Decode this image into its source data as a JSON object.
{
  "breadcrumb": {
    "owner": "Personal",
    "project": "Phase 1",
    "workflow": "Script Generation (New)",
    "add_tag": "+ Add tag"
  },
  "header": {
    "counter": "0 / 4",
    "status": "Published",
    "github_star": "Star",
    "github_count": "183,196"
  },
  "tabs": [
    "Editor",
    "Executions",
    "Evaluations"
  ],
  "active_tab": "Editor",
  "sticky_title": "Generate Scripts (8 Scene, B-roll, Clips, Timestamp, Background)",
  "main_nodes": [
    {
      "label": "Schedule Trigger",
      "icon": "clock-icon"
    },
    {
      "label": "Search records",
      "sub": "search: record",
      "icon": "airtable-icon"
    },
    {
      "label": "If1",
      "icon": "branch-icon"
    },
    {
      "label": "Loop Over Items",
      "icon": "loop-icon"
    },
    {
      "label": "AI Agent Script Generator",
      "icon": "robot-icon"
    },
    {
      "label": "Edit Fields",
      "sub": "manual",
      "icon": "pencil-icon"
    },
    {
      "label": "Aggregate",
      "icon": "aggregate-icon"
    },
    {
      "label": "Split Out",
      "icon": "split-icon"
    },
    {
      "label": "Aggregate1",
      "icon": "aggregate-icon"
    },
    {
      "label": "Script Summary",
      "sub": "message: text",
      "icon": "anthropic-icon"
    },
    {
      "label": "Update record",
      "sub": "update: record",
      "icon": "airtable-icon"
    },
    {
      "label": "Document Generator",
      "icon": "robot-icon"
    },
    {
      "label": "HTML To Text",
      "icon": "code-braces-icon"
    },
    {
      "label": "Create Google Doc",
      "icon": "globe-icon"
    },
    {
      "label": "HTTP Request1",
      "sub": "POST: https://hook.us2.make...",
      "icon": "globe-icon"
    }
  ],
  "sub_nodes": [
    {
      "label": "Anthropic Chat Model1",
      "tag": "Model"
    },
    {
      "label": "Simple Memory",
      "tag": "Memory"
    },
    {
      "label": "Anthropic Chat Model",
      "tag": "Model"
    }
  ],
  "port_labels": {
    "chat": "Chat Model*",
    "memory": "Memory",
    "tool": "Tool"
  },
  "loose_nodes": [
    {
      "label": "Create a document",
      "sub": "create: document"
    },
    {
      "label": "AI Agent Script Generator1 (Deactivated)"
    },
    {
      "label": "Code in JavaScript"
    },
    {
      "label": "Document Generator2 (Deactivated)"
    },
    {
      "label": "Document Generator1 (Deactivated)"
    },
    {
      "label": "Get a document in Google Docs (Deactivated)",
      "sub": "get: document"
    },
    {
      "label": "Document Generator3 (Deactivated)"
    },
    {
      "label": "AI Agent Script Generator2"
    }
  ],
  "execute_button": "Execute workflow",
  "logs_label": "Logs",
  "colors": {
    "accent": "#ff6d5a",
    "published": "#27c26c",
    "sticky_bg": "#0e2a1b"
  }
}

────────────────────

Using the listing above, please repeat every entry exactly.

Decode this image into its source data as a JSON object.
{
  "breadcrumb": {
    "owner": "Personal",
    "project": "Phase 1",
    "workflow": "Script Generation (New)",
    "add_tag": "+ Add tag"
  },
  "header": {
    "counter": "0 / 4",
    "status": "Published",
    "github_star": "Star",
    "github_count": "183,196"
  },
  "tabs": [
    "Editor",
    "Executions",
    "Evaluations"
  ],
  "active_tab": "Editor",
  "sticky_title": "Generate Scripts (8 Scene, B-roll, Clips, Timestamp, Background)",
  "main_nodes": [
    {
      "label": "Schedule Trigger",
      "icon": "clock-icon"
    },
    {
      "label": "Search records",
      "sub": "search: record",
      "icon": "airtable-icon"
    },
    {
      "label": "If1",
      "icon": "branch-icon"
    },
    {
      "label": "Loop Over Items",
      "icon": "loop-icon"
    },
    {
      "label": "AI Agent Script Generator",
      "icon": "robot-icon"
    },
    {
      "label": "Edit Fields",
      "sub": "manual",
      "icon": "pencil-icon"
    },
    {
      "label": "Aggregate",
      "icon": "aggregate-icon"
    },
    {
      "label": "Split Out",
      "icon": "split-icon"
    },
    {
      "label": "Aggregate1",
      "icon": "aggregate-icon"
    },
    {
      "label": "Script Summary",
      "sub": "message: text",
      "icon": "anthropic-icon"
    },
    {
      "label": "Update record",
      "sub": "update: record",
      "icon": "airtable-icon"
    },
    {
      "label": "Document Generator",
      "icon": "robot-icon"
    },
    {
      "label": "HTML To Text",
      "icon": "code-braces-icon"
    },
    {
      "label": "Create Google Doc",
      "icon": "globe-icon"
    },
    {
      "label": "HTTP Request1",
      "sub": "POST: https://hook.us2.make...",
      "icon": "globe-icon"
    }
  ],
  "sub_nodes": [
    {
      "label": "Anthropic Chat Model1",
      "tag": "Model"
    },
    {
      "label": "Simple Memory",
      "tag": "Memory"
    },
    {
      "label": "Anthropic Chat Model",
      "tag": "Model"
    }
  ],
  "port_labels": {
    "chat": "Chat Model*",
    "memory": "Memory",
    "tool": "Tool"
  },
  "loose_nodes": [
    {
      "label": "Create a document",
      "sub": "create: document"
    },
    {
      "label": "AI Agent Script Generator1 (Deactivated)"
    },
    {
      "label": "Code in JavaScript"
    },
    {
      "label": "Document Generator2 (Deactivated)"
    },
    {
      "label": "Document Generator1 (Deactivated)"
    },
    {
      "label": "Get a document in Google Docs (Deactivated)",
      "sub": "get: document"
    },
    {
      "label": "Document Generator3 (Deactivated)"
    },
    {
      "label": "AI Agent Script Generator2"
    }
  ],
  "execute_button": "Execute workflow",
  "logs_label": "Logs",
  "colors": {
    "accent": "#ff6d5a",
    "published": "#27c26c",
    "sticky_bg": "#0e2a1b"
  }
}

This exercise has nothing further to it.